Copy each line that has the string "Single" somewhere in it.

>> Start Source material

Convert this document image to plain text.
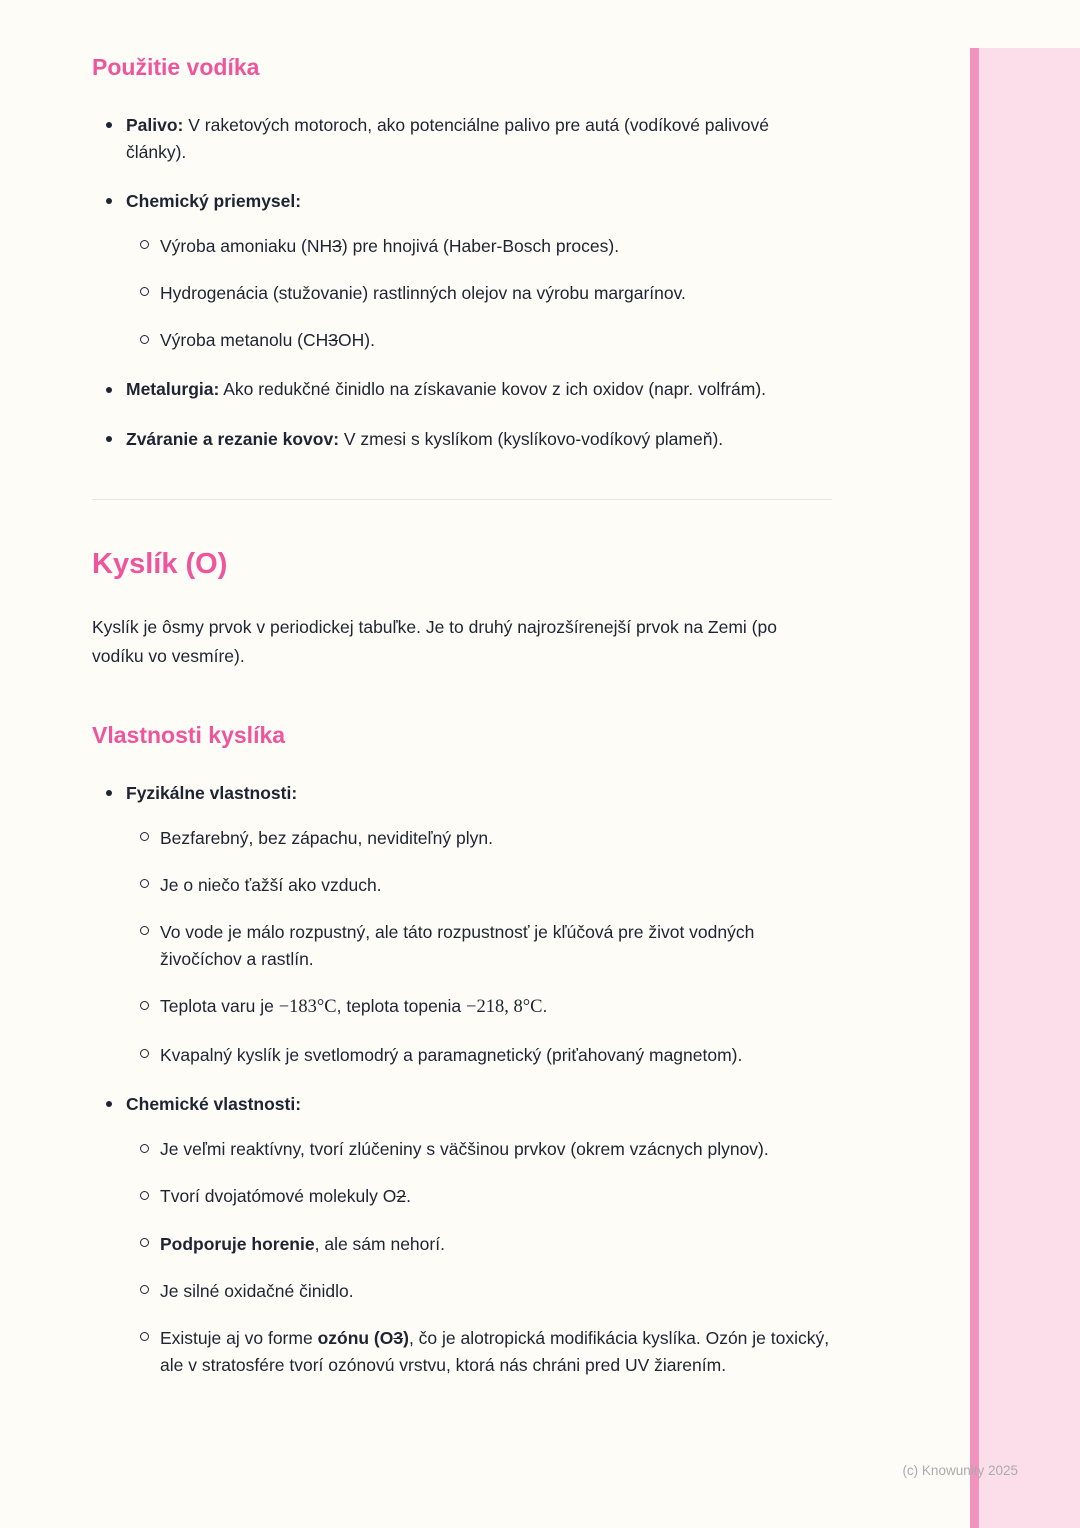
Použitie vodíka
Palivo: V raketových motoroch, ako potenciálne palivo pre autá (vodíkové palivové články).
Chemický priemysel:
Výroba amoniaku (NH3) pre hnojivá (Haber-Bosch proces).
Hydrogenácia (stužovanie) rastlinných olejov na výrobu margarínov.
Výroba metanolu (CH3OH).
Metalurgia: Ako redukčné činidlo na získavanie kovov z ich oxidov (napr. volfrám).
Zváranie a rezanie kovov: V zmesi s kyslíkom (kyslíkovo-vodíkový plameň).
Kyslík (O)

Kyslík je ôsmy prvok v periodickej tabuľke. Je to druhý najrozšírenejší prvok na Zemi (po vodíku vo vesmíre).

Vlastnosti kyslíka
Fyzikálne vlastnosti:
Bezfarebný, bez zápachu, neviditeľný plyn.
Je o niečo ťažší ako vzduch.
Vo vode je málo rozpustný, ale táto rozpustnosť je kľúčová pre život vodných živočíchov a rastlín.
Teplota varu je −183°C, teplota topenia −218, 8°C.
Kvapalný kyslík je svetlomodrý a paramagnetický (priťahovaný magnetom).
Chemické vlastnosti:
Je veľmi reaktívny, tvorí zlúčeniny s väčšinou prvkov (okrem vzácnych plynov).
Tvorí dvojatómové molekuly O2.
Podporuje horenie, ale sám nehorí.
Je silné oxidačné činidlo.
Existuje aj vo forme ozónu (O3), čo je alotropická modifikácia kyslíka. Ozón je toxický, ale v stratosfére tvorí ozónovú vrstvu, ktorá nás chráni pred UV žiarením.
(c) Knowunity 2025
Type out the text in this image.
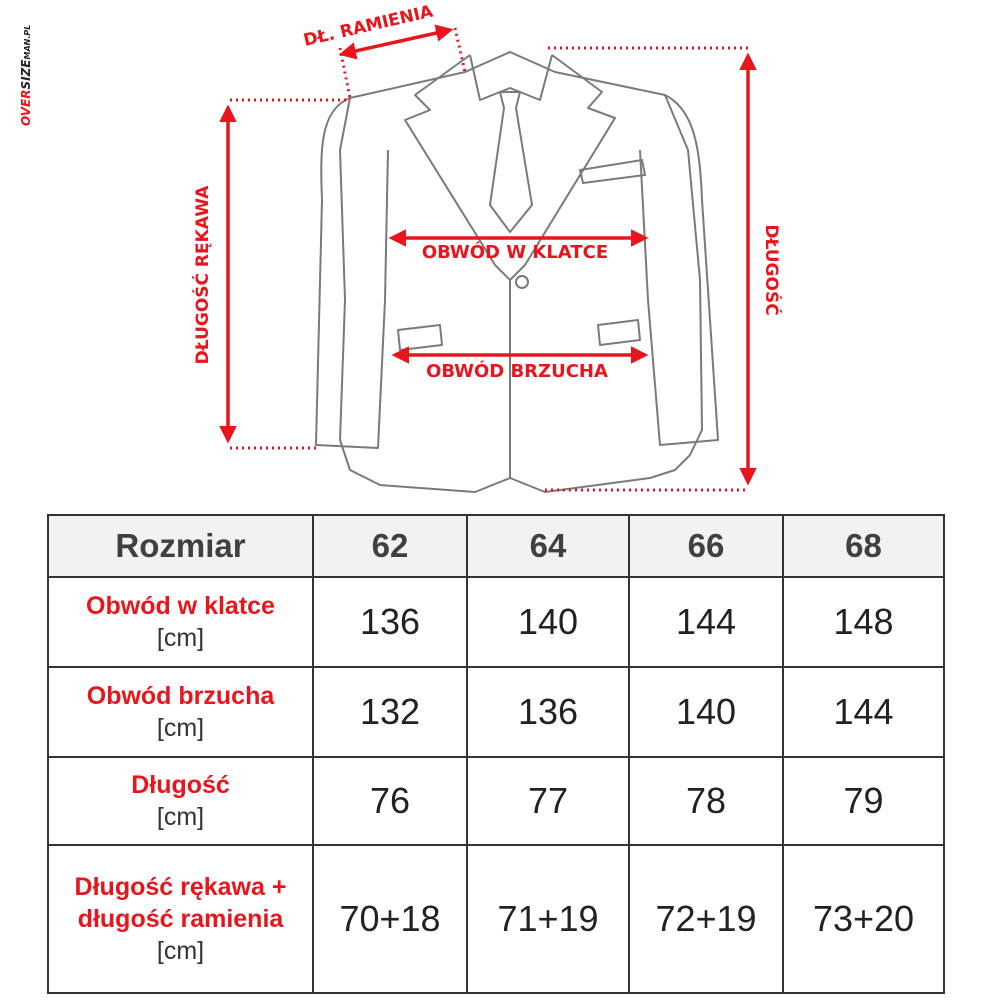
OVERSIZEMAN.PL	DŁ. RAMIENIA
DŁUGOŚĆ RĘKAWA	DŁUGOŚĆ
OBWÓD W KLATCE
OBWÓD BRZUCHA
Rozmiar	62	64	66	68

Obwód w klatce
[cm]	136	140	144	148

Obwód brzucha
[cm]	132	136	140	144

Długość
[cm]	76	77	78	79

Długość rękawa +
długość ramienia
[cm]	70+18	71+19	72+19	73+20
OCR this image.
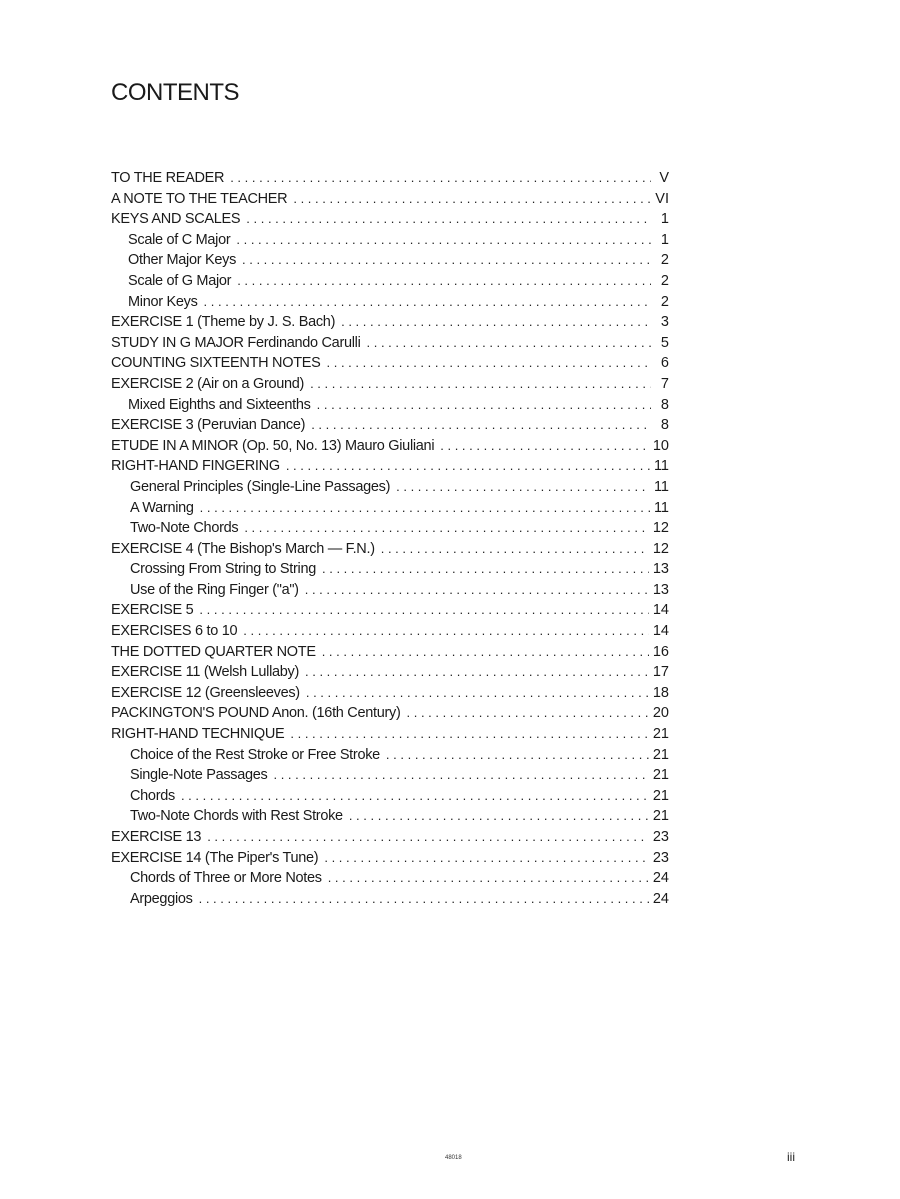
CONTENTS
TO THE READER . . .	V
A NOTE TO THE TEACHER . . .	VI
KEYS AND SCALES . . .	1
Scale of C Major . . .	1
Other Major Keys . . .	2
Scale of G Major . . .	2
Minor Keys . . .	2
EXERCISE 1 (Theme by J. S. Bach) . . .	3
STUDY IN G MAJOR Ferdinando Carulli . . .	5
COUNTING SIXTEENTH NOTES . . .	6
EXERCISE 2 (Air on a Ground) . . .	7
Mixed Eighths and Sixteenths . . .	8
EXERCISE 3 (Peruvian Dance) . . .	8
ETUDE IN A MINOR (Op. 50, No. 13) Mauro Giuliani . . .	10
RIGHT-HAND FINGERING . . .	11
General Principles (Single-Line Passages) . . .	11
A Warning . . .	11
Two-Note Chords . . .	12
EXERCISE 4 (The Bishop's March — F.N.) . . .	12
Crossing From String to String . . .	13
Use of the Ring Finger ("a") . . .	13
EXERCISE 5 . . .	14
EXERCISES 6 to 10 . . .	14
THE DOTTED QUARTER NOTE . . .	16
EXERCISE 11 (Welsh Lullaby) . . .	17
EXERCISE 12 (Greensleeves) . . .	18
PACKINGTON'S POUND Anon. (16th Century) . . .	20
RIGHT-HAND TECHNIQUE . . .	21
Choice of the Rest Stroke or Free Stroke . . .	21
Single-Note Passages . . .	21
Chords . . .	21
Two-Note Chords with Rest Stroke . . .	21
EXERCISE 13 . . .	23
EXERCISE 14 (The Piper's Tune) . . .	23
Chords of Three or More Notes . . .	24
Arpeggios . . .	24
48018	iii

>> End Source material
>> Start Source material

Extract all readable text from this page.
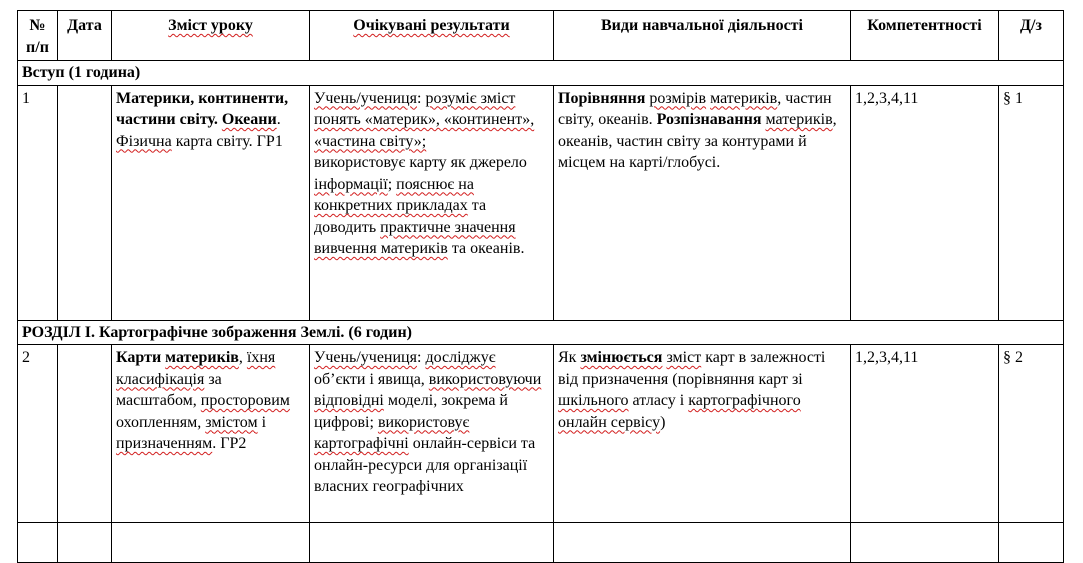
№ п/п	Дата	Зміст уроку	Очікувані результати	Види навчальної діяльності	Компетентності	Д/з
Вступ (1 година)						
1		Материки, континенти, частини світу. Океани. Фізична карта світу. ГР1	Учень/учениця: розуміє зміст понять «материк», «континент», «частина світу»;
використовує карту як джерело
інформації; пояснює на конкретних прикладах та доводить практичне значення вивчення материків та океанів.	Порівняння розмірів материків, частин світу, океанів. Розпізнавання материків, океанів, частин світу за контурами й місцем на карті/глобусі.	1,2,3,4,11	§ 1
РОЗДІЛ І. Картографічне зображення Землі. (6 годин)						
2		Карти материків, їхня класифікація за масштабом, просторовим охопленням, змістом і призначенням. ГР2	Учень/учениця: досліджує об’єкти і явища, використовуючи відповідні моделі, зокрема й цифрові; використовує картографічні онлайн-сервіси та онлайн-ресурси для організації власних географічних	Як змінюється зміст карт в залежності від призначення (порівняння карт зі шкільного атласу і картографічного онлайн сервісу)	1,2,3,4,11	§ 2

>> End Source material

[Solution to this problem]
General Principles (Single-Line Passages) . . .	11
Single-Note Passages . . .	21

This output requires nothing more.